Set exercise: Scan the data. Collect each line that contains the word "President".

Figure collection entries
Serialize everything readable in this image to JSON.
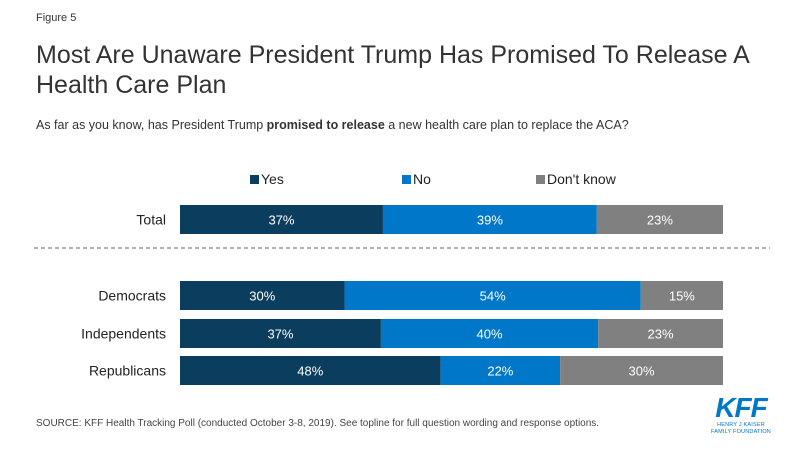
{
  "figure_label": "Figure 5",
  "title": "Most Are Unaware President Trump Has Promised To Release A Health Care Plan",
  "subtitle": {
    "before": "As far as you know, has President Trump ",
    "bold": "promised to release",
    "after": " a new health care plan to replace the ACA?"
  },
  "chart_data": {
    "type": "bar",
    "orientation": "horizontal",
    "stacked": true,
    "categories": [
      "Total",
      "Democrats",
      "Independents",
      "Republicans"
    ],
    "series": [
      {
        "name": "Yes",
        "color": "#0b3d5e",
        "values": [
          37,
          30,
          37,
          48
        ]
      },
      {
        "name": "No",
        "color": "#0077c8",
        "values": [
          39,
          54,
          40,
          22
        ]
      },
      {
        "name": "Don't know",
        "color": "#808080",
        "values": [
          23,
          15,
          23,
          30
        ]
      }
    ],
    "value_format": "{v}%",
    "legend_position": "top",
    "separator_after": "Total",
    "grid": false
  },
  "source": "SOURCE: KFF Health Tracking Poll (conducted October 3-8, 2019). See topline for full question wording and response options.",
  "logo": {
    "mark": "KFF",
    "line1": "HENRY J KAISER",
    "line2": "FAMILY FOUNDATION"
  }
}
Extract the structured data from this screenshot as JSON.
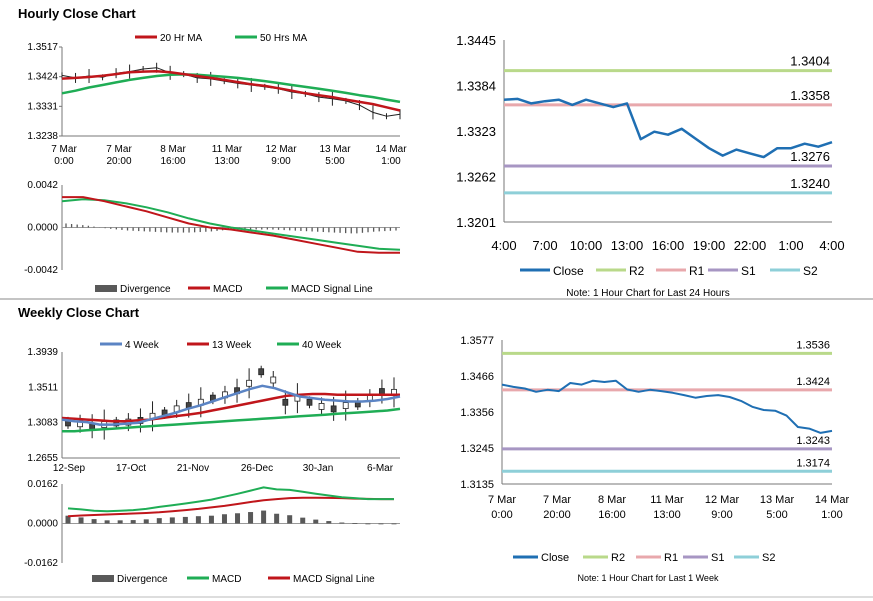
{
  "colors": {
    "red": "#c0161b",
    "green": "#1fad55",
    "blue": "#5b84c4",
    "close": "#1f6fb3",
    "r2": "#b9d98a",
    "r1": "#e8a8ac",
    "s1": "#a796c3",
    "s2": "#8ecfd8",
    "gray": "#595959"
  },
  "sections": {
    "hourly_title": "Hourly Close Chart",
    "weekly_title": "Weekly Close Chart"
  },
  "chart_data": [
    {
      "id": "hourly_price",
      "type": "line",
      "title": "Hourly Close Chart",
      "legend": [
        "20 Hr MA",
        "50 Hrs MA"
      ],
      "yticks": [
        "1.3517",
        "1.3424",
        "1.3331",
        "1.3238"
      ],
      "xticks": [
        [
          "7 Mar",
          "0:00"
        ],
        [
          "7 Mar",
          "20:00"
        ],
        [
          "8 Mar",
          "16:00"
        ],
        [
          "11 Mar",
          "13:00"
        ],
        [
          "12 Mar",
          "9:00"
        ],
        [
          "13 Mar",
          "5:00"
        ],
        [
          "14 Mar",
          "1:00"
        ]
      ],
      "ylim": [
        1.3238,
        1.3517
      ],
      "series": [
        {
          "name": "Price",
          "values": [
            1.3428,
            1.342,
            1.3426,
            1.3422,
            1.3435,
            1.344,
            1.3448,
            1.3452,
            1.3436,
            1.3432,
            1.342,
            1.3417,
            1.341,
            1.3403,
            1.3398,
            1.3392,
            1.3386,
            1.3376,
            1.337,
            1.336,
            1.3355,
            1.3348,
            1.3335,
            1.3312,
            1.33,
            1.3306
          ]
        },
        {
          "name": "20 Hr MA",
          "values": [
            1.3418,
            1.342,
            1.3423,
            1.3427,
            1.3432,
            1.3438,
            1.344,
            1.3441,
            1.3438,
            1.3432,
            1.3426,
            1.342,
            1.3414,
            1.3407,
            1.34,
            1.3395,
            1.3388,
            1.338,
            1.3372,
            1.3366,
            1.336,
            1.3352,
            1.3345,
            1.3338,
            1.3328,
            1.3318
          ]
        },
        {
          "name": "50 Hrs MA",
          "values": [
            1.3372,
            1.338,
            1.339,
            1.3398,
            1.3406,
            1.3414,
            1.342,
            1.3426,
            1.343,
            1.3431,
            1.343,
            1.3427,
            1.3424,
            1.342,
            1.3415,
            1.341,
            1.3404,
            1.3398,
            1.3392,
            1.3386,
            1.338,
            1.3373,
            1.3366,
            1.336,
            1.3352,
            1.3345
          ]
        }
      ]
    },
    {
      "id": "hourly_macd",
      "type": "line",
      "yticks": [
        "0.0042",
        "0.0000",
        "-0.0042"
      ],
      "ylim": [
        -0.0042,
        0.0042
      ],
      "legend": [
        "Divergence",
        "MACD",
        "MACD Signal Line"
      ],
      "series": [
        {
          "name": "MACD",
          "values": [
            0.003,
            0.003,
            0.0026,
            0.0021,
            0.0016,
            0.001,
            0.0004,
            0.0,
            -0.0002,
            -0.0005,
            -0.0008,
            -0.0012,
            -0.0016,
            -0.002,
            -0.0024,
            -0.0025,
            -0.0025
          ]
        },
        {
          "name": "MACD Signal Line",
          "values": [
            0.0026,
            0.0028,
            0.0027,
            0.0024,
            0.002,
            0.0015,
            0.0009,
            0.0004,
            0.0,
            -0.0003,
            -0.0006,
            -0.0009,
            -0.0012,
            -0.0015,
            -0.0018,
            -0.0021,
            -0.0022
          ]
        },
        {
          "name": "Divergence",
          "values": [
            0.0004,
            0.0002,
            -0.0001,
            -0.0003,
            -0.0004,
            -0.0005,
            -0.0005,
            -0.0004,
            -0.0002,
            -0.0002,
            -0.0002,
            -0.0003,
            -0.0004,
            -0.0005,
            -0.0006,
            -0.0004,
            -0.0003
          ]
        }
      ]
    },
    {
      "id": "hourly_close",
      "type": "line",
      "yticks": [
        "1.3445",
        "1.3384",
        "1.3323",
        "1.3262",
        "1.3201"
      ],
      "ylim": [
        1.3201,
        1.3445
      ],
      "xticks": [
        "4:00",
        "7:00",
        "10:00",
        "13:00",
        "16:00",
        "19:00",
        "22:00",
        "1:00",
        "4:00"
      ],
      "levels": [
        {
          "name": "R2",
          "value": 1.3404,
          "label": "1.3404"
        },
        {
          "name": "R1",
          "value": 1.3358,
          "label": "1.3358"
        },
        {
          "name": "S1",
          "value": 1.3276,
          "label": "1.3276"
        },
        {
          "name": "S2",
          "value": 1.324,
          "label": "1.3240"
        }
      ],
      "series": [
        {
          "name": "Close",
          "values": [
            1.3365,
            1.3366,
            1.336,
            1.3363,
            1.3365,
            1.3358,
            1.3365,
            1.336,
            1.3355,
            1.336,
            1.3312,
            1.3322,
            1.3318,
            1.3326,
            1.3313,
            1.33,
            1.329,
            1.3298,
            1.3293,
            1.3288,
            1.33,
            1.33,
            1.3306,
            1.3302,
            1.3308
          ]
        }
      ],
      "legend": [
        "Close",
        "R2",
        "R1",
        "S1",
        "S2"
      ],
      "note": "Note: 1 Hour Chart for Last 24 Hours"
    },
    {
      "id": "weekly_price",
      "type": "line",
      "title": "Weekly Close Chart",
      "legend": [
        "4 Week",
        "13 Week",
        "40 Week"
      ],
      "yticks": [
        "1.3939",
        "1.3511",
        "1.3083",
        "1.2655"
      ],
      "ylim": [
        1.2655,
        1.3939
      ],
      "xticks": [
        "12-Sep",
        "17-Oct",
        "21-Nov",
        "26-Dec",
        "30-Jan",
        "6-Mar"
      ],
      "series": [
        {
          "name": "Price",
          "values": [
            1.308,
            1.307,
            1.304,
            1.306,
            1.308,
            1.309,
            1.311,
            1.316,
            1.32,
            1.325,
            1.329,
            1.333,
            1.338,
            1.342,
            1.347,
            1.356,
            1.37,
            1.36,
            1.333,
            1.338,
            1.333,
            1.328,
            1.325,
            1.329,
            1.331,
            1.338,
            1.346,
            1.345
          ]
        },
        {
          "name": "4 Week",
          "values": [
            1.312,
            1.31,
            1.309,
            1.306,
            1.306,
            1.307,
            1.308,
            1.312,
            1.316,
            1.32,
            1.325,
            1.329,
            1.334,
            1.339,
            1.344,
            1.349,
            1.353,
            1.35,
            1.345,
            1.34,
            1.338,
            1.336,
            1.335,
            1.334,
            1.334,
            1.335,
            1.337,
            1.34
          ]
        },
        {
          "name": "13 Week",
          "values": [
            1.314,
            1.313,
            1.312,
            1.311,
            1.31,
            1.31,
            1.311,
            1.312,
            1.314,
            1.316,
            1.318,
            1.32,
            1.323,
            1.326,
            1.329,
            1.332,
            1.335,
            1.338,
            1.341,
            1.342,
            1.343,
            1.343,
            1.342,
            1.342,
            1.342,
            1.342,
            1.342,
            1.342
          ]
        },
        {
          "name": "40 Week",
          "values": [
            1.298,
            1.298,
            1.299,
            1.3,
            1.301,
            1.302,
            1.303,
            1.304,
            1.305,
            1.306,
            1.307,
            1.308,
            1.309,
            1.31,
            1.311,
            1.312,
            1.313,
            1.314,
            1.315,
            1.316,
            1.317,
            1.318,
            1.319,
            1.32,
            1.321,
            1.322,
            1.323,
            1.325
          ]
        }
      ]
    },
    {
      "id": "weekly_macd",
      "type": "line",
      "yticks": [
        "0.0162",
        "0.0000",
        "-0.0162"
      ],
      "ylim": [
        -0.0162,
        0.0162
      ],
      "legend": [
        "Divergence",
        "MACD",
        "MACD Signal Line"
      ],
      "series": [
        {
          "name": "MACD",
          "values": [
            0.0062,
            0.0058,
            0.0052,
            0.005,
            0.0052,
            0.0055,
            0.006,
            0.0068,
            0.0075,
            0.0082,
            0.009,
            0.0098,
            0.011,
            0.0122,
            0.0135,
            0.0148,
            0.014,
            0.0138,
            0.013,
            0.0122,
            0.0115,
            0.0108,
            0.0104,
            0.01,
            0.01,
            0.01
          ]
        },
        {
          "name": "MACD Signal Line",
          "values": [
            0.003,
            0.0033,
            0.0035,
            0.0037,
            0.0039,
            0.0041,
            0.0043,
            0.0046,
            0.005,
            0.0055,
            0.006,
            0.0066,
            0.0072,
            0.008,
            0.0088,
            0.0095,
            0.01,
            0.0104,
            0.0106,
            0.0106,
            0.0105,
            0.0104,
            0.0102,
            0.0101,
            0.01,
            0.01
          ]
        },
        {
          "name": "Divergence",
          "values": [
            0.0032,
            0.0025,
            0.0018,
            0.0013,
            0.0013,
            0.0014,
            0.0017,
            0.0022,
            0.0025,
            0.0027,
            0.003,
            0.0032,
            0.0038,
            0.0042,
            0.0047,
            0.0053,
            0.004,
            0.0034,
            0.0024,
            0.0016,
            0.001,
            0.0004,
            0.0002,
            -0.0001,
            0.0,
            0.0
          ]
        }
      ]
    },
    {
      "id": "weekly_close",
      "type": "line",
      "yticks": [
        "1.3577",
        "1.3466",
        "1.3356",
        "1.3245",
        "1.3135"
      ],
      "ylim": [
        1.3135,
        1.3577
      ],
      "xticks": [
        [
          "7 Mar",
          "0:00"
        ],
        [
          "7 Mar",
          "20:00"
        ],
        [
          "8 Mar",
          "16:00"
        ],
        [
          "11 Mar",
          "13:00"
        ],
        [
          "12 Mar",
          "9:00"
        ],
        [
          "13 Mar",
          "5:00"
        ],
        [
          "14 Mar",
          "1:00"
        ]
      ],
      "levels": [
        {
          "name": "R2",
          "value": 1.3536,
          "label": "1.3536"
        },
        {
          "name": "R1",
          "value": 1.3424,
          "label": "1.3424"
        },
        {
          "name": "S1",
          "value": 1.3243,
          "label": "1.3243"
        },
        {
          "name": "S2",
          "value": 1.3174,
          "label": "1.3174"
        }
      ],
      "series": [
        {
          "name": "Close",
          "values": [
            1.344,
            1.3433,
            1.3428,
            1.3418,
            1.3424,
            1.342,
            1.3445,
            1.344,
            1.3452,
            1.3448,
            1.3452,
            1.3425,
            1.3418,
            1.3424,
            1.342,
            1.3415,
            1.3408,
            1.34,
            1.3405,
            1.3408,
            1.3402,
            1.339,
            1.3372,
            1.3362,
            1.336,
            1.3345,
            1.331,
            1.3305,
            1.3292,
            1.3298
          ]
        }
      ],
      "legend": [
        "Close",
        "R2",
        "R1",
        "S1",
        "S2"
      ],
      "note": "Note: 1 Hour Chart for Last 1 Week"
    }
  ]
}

==

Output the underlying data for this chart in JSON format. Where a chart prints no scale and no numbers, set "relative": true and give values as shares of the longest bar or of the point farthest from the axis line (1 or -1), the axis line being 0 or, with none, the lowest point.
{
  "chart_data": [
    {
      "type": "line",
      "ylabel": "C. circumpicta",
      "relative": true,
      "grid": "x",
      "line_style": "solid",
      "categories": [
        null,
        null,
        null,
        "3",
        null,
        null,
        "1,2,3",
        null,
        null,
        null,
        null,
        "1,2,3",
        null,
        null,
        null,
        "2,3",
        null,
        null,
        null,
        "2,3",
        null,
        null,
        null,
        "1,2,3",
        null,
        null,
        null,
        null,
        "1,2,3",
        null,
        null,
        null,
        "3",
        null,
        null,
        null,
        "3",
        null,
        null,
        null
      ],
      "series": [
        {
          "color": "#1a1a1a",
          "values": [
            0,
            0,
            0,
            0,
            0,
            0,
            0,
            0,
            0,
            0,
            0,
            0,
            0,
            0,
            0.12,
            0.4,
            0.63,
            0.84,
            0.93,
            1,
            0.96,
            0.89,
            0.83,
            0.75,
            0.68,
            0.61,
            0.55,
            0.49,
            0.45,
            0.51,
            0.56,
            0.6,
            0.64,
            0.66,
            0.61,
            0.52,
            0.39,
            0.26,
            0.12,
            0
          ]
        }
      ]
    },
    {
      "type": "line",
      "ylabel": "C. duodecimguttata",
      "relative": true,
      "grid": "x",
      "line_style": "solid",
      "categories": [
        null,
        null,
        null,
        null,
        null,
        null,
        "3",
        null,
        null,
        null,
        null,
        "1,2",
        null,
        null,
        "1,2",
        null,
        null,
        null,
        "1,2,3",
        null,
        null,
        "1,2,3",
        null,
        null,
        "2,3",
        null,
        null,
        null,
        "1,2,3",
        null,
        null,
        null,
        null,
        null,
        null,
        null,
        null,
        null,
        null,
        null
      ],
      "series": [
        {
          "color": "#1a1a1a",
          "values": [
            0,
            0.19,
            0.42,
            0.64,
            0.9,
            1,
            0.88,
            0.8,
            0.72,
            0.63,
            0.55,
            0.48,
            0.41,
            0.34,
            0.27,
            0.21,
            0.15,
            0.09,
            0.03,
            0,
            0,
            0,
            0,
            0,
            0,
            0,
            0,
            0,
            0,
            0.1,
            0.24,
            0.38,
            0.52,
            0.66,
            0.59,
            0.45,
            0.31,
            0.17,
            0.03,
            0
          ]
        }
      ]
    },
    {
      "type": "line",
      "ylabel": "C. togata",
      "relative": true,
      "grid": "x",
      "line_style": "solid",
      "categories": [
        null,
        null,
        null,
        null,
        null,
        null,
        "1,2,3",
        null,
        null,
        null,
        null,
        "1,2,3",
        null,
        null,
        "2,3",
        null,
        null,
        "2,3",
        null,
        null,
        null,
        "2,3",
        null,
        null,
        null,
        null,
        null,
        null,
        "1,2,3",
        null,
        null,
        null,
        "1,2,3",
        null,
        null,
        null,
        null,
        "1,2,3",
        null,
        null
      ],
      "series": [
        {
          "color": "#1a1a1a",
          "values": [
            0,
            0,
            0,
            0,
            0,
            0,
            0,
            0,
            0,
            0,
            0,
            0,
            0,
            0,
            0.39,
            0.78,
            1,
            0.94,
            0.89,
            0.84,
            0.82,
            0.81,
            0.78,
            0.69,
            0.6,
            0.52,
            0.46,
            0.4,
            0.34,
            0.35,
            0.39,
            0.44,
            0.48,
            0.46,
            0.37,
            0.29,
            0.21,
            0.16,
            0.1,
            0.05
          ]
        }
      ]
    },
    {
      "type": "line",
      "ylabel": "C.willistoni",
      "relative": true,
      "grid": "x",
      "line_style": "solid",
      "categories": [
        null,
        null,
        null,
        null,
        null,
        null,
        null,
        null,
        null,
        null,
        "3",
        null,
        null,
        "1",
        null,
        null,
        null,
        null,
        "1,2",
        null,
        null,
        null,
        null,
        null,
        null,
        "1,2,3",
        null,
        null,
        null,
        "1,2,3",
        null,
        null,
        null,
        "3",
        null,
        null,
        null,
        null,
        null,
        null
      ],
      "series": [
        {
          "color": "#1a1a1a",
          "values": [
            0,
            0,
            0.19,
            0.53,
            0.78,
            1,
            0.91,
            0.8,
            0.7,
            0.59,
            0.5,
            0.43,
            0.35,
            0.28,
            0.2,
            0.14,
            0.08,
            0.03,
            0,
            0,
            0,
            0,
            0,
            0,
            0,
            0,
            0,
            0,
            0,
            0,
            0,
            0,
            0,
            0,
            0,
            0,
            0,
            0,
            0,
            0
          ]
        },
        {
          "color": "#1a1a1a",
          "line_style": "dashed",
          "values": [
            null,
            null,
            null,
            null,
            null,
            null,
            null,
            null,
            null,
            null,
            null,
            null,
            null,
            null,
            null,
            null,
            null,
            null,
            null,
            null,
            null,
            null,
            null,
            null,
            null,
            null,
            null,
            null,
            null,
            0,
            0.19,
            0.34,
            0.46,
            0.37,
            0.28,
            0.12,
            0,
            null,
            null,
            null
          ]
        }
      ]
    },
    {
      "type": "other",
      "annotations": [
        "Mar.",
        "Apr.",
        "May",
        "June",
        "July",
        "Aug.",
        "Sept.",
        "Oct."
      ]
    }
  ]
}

Solution to this exercise:
  "title": "Most Are Unaware President Trump Has Promised To Release A Health Care Plan",
    "before": "As far as you know, has President Trump ",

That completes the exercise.